Task instructions: Write the data out again exactly, dropping any images it holds.

(Figure content listings)
begin
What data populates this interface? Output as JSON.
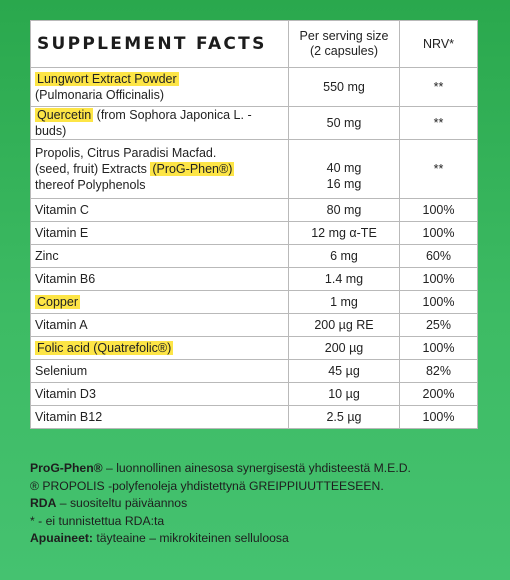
{
  "table": {
    "title": "SUPPLEMENT FACTS",
    "header_serving": [
      "Per serving size",
      "(2 capsules)"
    ],
    "header_nrv": "NRV*",
    "rows": [
      {
        "name_hl": "Lungwort Extract Powder",
        "name_rest": "(Pulmonaria Officinalis)",
        "amount": "550 mg",
        "nrv": "**"
      },
      {
        "name_hl": "Quercetin",
        "name_rest": " (from Sophora Japonica L. - buds)",
        "amount": "50 mg",
        "nrv": "**"
      },
      {
        "line1": "Propolis, Citrus Paradisi Macfad.",
        "line2_pre": "(seed, fruit) Extracts ",
        "line2_hl": "(ProG-Phen®)",
        "line3": "thereof Polyphenols",
        "amount1": "40 mg",
        "amount2": "16 mg",
        "nrv": "**"
      },
      {
        "name": "Vitamin C",
        "amount": "80 mg",
        "nrv": "100%"
      },
      {
        "name": "Vitamin E",
        "amount": "12 mg α-TE",
        "nrv": "100%"
      },
      {
        "name": "Zinc",
        "amount": "6 mg",
        "nrv": "60%"
      },
      {
        "name": "Vitamin B6",
        "amount": "1.4 mg",
        "nrv": "100%"
      },
      {
        "name_hl": "Copper",
        "amount": "1 mg",
        "nrv": "100%"
      },
      {
        "name": "Vitamin A",
        "amount": "200 µg RE",
        "nrv": "25%"
      },
      {
        "name_hl": "Folic acid (Quatrefolic®)",
        "amount": "200 µg",
        "nrv": "100%"
      },
      {
        "name": "Selenium",
        "amount": "45 µg",
        "nrv": "82%"
      },
      {
        "name": "Vitamin D3",
        "amount": "10 µg",
        "nrv": "200%"
      },
      {
        "name": "Vitamin B12",
        "amount": "2.5 µg",
        "nrv": "100%"
      }
    ]
  },
  "footer": {
    "line1_bold": "ProG-Phen®",
    "line1_rest": " – luonnollinen ainesosa synergisestä yhdisteestä M.E.D.",
    "line2": "® PROPOLIS -polyfenoleja yhdistettynä GREIPPIUUTTEESEEN.",
    "line3_bold": "RDA",
    "line3_rest": " – suositeltu päiväannos",
    "line4": "* - ei tunnistettua RDA:ta",
    "line5_bold": "Apuaineet:",
    "line5_rest": " täyteaine – mikrokiteinen selluloosa"
  }
}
end
Output below:
What data populates this interface? Output as JSON.
{
  "table": {
    "title": "SUPPLEMENT FACTS",
    "header_serving": [
      "Per serving size",
      "(2 capsules)"
    ],
    "header_nrv": "NRV*",
    "rows": [
      {
        "name_hl": "Lungwort Extract Powder",
        "name_rest": "(Pulmonaria Officinalis)",
        "amount": "550 mg",
        "nrv": "**"
      },
      {
        "name_hl": "Quercetin",
        "name_rest": " (from Sophora Japonica L. - buds)",
        "amount": "50 mg",
        "nrv": "**"
      },
      {
        "line1": "Propolis, Citrus Paradisi Macfad.",
        "line2_pre": "(seed, fruit) Extracts ",
        "line2_hl": "(ProG-Phen®)",
        "line3": "thereof Polyphenols",
        "amount1": "40 mg",
        "amount2": "16 mg",
        "nrv": "**"
      },
      {
        "name": "Vitamin C",
        "amount": "80 mg",
        "nrv": "100%"
      },
      {
        "name": "Vitamin E",
        "amount": "12 mg α-TE",
        "nrv": "100%"
      },
      {
        "name": "Zinc",
        "amount": "6 mg",
        "nrv": "60%"
      },
      {
        "name": "Vitamin B6",
        "amount": "1.4 mg",
        "nrv": "100%"
      },
      {
        "name_hl": "Copper",
        "amount": "1 mg",
        "nrv": "100%"
      },
      {
        "name": "Vitamin A",
        "amount": "200 µg RE",
        "nrv": "25%"
      },
      {
        "name_hl": "Folic acid (Quatrefolic®)",
        "amount": "200 µg",
        "nrv": "100%"
      },
      {
        "name": "Selenium",
        "amount": "45 µg",
        "nrv": "82%"
      },
      {
        "name": "Vitamin D3",
        "amount": "10 µg",
        "nrv": "200%"
      },
      {
        "name": "Vitamin B12",
        "amount": "2.5 µg",
        "nrv": "100%"
      }
    ]
  },
  "footer": {
    "line1_bold": "ProG-Phen®",
    "line1_rest": " – luonnollinen ainesosa synergisestä yhdisteestä M.E.D.",
    "line2": "® PROPOLIS -polyfenoleja yhdistettynä GREIPPIUUTTEESEEN.",
    "line3_bold": "RDA",
    "line3_rest": " – suositeltu päiväannos",
    "line4": "* - ei tunnistettua RDA:ta",
    "line5_bold": "Apuaineet:",
    "line5_rest": " täyteaine – mikrokiteinen selluloosa"
  }
}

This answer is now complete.